PROMPT 1 ▸ From the forum thread below about a male dog, list every number the first post gives and what each one refers to.
PROMPT 2 ▸ In the forum thread below about a male dog, where does the reply say the owner should be asking for help?

PASSAGE SHOWN ▸
•••

# Male dog not urinating after mating



## Living4ALiving (Jun 2, 2015)

I have a male and female dog. Male is 8 and female is 2. She came into her heat cycle recently and we are fairly certain our male got to her. This is her 3rd cycle (we have successfully kept them apart until now) and he has never been bred. Now he is having trouble urinating. He will hike his leg but the urine will only dribble out. He has never done this before and the only change in his daily life has been the female. Is this common? If not, any suggestions on what I need to do?


----------



## Agriculture (Jun 8, 2015)

If indeed he is not urinating that is a medical emergency. The place that you need to be asking is on the phone, to your veterinarian, not on a web forum.

•••

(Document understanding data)

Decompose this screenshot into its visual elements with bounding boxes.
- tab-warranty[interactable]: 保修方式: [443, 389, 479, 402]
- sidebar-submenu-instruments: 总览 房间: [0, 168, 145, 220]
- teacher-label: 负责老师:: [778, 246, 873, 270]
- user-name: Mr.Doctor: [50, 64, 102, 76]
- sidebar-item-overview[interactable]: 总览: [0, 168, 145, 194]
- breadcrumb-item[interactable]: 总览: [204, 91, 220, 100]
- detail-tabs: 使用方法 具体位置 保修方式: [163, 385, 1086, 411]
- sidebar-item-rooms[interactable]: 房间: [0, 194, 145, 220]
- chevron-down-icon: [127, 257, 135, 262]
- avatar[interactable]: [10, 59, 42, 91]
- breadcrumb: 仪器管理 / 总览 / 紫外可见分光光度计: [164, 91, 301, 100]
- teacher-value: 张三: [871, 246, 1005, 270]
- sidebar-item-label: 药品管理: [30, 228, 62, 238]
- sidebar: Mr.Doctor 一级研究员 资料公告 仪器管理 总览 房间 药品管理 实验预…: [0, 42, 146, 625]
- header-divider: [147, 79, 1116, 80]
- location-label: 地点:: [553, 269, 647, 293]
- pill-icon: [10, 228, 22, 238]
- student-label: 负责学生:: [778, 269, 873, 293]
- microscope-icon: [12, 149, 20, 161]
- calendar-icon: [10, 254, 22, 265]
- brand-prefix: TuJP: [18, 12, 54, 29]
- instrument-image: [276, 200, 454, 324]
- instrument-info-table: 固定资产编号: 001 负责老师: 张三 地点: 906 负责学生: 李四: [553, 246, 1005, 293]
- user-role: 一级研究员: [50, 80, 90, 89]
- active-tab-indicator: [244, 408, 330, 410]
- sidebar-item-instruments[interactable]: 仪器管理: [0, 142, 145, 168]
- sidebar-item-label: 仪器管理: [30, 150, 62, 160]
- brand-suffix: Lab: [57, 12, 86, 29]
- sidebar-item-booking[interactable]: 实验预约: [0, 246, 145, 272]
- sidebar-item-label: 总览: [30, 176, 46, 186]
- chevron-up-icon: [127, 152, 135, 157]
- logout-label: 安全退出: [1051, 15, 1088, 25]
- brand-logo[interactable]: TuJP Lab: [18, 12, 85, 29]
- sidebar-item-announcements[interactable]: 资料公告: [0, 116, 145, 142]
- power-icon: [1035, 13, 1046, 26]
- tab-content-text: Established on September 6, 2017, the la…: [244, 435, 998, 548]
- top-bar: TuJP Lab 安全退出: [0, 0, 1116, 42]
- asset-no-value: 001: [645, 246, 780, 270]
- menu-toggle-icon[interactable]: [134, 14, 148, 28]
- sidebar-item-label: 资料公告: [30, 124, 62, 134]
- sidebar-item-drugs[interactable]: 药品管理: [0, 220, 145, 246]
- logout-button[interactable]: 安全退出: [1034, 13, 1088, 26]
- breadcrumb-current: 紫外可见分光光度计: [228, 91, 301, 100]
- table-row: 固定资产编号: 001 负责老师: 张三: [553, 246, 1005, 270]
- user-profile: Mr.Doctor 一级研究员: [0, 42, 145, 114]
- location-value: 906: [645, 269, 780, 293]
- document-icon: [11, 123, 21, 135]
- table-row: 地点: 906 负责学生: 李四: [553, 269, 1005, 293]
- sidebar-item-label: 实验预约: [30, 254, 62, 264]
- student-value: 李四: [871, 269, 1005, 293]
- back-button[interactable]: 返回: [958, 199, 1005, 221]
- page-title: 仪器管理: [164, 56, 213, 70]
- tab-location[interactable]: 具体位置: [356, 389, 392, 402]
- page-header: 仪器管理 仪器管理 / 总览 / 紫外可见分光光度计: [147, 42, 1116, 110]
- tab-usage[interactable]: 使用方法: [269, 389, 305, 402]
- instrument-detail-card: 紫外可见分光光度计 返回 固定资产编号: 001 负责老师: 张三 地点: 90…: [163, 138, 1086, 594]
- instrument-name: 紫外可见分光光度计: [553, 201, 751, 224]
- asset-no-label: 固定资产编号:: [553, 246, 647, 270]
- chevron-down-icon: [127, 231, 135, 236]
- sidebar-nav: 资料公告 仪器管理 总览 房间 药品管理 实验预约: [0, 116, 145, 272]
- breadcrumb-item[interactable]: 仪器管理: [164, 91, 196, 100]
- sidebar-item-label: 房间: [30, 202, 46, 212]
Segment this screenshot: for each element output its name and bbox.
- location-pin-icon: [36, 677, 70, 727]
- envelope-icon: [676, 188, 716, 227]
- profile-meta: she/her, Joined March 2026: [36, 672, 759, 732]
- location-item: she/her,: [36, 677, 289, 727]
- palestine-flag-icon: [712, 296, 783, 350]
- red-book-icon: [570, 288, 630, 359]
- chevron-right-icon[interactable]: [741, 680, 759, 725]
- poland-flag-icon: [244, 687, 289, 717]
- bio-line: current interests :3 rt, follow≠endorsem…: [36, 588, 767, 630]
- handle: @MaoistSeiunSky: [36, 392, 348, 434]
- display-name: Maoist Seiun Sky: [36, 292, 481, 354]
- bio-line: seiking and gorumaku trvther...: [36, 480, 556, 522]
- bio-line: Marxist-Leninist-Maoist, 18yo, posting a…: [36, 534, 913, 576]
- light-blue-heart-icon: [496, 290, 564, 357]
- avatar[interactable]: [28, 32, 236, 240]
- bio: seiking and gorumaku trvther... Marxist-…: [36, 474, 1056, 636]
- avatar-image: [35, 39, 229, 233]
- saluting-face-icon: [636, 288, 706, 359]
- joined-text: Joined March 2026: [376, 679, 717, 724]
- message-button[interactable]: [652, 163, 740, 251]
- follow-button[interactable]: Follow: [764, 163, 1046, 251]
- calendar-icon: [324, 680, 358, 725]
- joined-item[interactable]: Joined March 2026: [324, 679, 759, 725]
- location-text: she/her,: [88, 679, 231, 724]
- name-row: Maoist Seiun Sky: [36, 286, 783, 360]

•••

TASK ANSWER 1 ▸
- 8: the male dog's age
- 2: the female dog's age
- 3rd: the female's current heat cycle

TASK ANSWER 2 ▸ On the phone, to the veterinarian, not on a web forum.